[Excerpted data]

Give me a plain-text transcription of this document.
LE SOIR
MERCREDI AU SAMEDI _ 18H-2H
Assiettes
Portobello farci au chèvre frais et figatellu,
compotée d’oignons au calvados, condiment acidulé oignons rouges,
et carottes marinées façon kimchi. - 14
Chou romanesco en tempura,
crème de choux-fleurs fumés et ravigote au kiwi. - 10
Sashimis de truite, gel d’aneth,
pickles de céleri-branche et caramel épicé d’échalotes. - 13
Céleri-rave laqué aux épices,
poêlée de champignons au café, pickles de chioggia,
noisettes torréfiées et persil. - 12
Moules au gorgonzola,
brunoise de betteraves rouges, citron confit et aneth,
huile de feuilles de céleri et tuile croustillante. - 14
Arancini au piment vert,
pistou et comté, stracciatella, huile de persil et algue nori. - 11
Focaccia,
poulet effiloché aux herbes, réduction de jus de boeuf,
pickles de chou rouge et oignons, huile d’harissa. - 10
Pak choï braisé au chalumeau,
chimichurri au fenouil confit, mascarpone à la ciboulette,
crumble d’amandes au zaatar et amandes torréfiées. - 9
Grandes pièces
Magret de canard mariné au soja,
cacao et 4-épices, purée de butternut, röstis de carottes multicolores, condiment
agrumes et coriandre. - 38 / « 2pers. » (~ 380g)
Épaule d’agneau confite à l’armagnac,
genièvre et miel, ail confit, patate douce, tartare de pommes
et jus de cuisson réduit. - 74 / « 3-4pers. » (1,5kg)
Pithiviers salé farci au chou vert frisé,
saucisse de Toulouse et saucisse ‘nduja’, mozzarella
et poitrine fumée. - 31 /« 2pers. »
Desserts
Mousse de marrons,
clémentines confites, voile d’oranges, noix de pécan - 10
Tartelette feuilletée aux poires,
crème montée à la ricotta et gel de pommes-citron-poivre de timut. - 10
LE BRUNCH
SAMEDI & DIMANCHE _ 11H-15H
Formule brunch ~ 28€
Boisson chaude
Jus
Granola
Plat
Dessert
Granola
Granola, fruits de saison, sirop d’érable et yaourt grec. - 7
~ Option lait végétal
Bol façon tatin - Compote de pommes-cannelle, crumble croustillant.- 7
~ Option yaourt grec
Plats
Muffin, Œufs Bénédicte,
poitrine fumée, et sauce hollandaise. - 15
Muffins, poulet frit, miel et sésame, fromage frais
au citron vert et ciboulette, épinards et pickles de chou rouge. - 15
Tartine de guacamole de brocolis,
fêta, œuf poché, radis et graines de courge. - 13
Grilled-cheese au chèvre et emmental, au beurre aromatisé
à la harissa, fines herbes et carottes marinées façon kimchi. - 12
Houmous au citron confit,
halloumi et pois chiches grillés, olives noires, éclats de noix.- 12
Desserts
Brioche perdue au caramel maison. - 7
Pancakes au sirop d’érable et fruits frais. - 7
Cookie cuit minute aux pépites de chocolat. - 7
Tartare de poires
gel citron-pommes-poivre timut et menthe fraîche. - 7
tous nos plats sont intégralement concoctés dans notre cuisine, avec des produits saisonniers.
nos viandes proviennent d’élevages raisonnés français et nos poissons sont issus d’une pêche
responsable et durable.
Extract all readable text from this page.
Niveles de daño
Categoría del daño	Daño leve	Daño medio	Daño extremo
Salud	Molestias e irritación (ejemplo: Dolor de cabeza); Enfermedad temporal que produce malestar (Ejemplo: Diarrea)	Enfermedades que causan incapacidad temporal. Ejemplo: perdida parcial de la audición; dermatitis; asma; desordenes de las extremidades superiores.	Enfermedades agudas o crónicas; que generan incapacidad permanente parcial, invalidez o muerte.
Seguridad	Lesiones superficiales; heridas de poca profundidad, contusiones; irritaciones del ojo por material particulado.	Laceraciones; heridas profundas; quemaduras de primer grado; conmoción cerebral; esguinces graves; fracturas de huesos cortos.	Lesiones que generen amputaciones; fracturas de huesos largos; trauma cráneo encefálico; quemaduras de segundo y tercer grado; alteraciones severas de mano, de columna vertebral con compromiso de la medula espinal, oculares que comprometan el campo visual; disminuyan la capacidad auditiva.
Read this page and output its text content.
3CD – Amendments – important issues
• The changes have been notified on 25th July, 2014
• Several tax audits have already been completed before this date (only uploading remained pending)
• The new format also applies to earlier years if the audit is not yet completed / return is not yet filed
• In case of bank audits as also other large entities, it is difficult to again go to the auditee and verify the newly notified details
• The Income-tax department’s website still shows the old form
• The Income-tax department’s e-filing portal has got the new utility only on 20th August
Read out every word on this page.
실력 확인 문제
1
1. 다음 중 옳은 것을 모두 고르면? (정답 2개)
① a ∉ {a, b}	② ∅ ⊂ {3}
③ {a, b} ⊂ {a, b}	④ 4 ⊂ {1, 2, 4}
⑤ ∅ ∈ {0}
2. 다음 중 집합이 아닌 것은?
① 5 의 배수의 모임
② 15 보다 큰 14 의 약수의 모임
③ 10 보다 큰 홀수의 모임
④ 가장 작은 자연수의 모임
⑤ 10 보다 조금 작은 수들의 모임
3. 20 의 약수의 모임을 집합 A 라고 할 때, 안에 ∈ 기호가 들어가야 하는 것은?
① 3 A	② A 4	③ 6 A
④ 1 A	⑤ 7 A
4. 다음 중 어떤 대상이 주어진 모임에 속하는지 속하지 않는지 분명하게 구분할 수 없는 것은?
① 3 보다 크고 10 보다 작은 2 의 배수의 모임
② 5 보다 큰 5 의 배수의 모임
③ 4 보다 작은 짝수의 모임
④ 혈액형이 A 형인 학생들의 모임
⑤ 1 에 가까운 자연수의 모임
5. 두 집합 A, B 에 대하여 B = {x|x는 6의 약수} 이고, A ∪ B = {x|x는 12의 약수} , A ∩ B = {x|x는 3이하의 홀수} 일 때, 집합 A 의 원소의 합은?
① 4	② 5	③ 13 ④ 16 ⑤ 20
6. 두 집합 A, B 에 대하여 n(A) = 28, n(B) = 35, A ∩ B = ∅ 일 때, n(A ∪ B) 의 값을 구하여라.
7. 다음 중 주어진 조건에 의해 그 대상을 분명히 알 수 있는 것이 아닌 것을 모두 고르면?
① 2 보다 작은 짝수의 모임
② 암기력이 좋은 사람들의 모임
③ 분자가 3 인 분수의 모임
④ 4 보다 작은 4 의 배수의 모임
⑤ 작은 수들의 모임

[Given problem] Your task is to gather every line with the word "harissa" and copy it.

[Exercise output]
pickles de chou rouge et oignons, huile d’harissa. - 10
à la harissa, fines herbes et carottes marinées façon kimchi. - 12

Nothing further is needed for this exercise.